> _Goal_: In the copy, include every entry exactly but none of the images.

Rows from a dataset:
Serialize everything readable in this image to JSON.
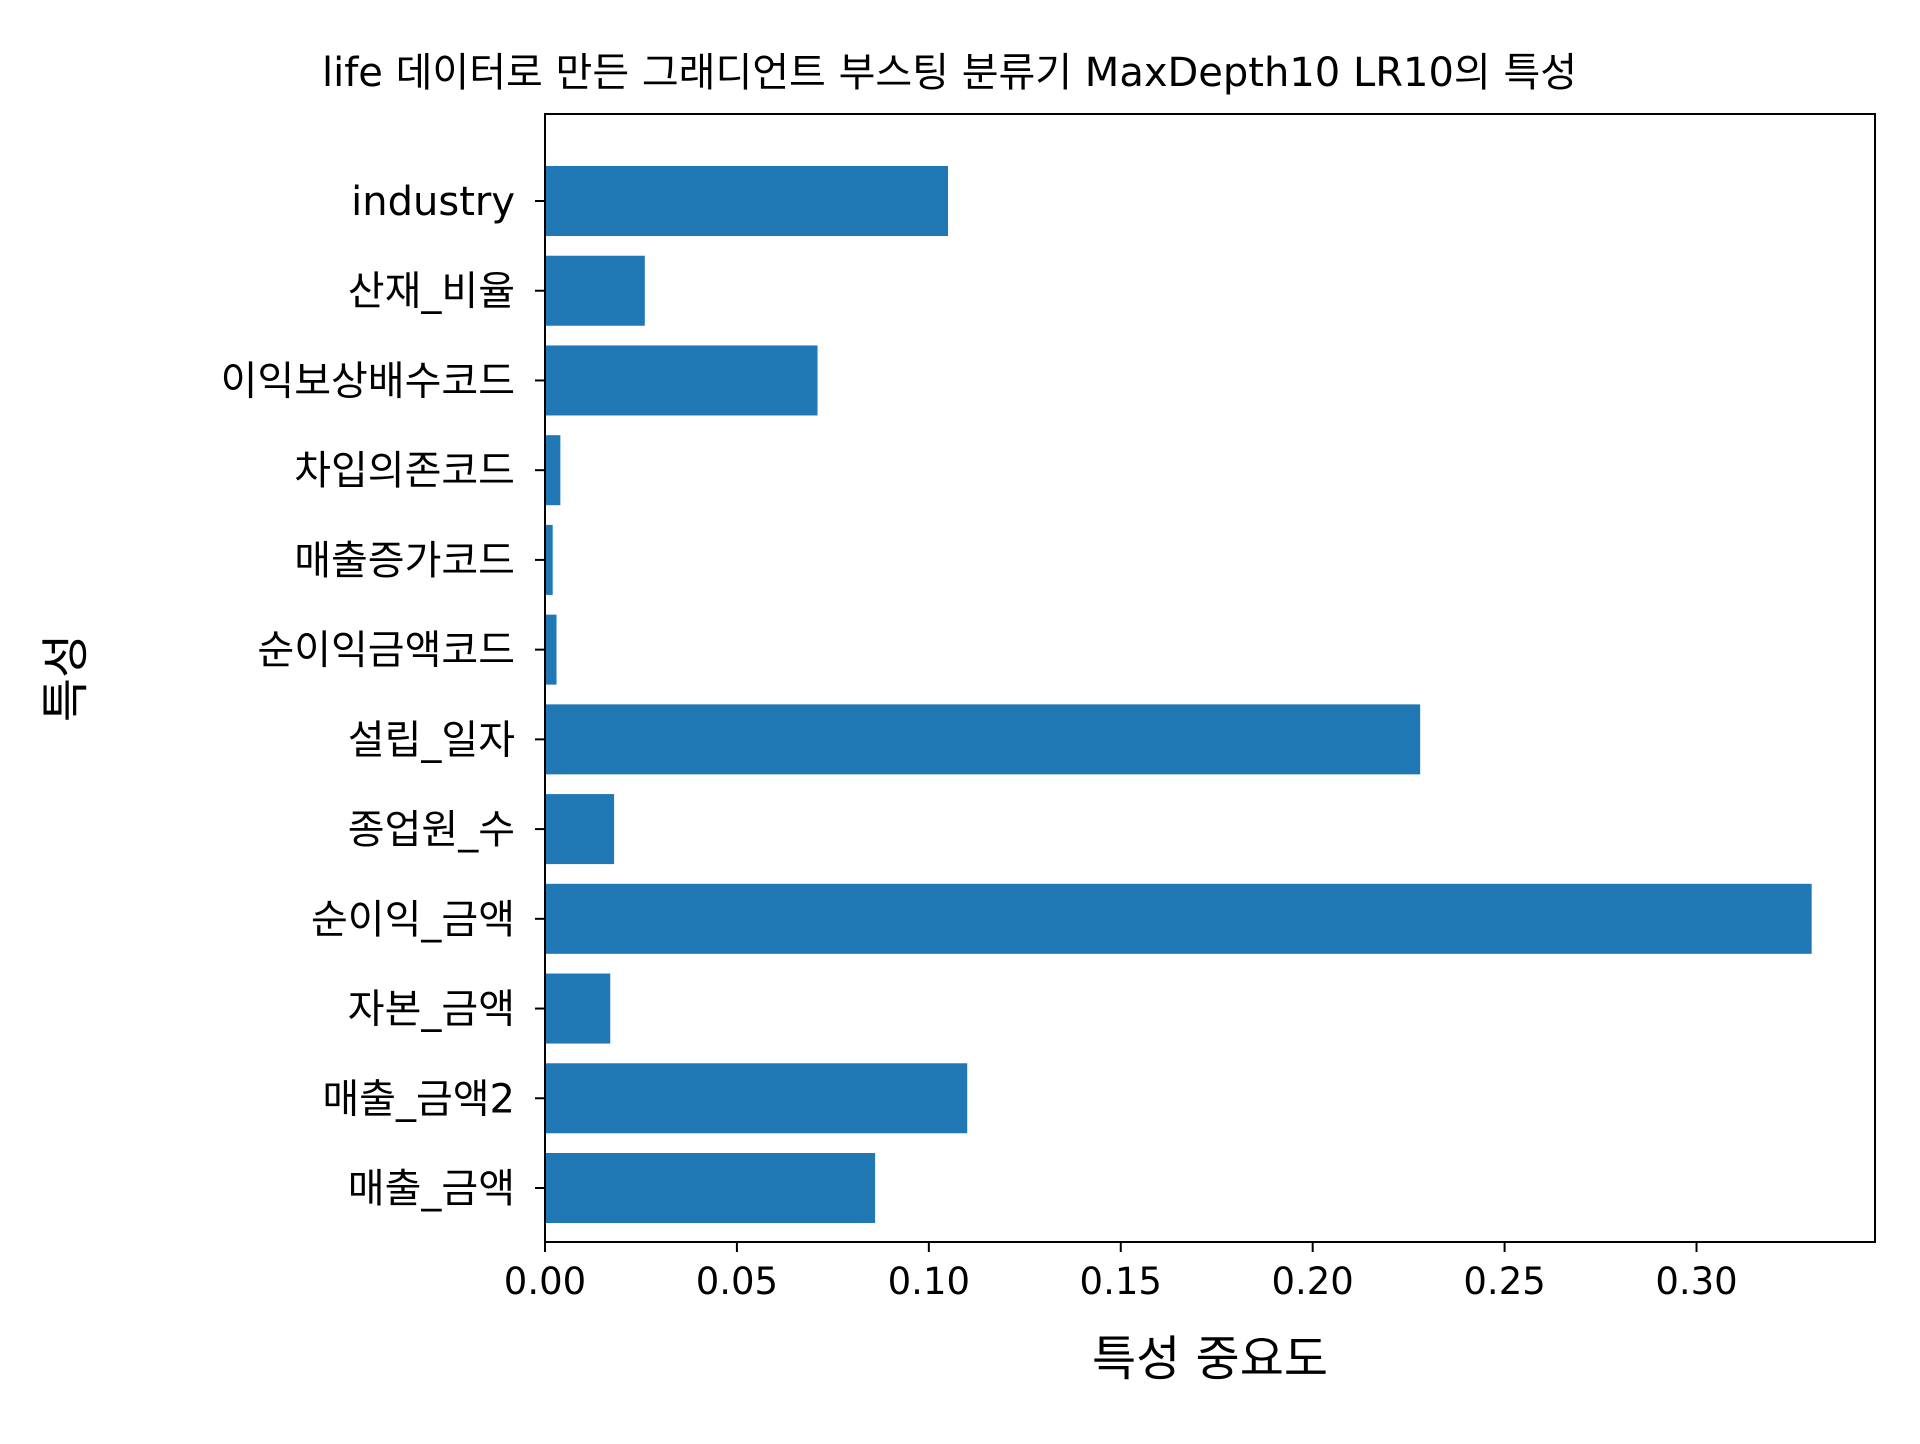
{
  "chart_data": {
    "type": "bar",
    "orientation": "horizontal",
    "title": "life 데이터로 만든 그래디언트 부스팅 분류기 MaxDepth10 LR10의 특성",
    "xlabel": "특성 중요도",
    "ylabel": "특성",
    "categories": [
      "매출_금액",
      "매출_금액2",
      "자본_금액",
      "순이익_금액",
      "종업원_수",
      "설립_일자",
      "순이익금액코드",
      "매출증가코드",
      "차입의존코드",
      "이익보상배수코드",
      "산재_비율",
      "industry"
    ],
    "values": [
      0.086,
      0.11,
      0.017,
      0.33,
      0.018,
      0.228,
      0.003,
      0.002,
      0.004,
      0.071,
      0.026,
      0.105
    ],
    "xlim": [
      0,
      0.3465
    ],
    "xticks": [
      "0.00",
      "0.05",
      "0.10",
      "0.15",
      "0.20",
      "0.25",
      "0.30"
    ],
    "xtick_values": [
      0,
      0.05,
      0.1,
      0.15,
      0.2,
      0.25,
      0.3
    ],
    "grid": false,
    "legend": "none",
    "bar_color": "#1f77b4"
  }
}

> _Expected answer_:
Serialize everything readable in this image to JSON.
{
  "chart_data": {
    "type": "bar",
    "orientation": "horizontal",
    "title": "life 데이터로 만든 그래디언트 부스팅 분류기 MaxDepth10 LR10의 특성",
    "xlabel": "특성 중요도",
    "ylabel": "특성",
    "categories": [
      "매출_금액",
      "매출_금액2",
      "자본_금액",
      "순이익_금액",
      "종업원_수",
      "설립_일자",
      "순이익금액코드",
      "매출증가코드",
      "차입의존코드",
      "이익보상배수코드",
      "산재_비율",
      "industry"
    ],
    "values": [
      0.086,
      0.11,
      0.017,
      0.33,
      0.018,
      0.228,
      0.003,
      0.002,
      0.004,
      0.071,
      0.026,
      0.105
    ],
    "xlim": [
      0,
      0.3465
    ],
    "xticks": [
      "0.00",
      "0.05",
      "0.10",
      "0.15",
      "0.20",
      "0.25",
      "0.30"
    ],
    "xtick_values": [
      0,
      0.05,
      0.1,
      0.15,
      0.2,
      0.25,
      0.3
    ],
    "grid": false,
    "legend": "none",
    "bar_color": "#1f77b4"
  }
}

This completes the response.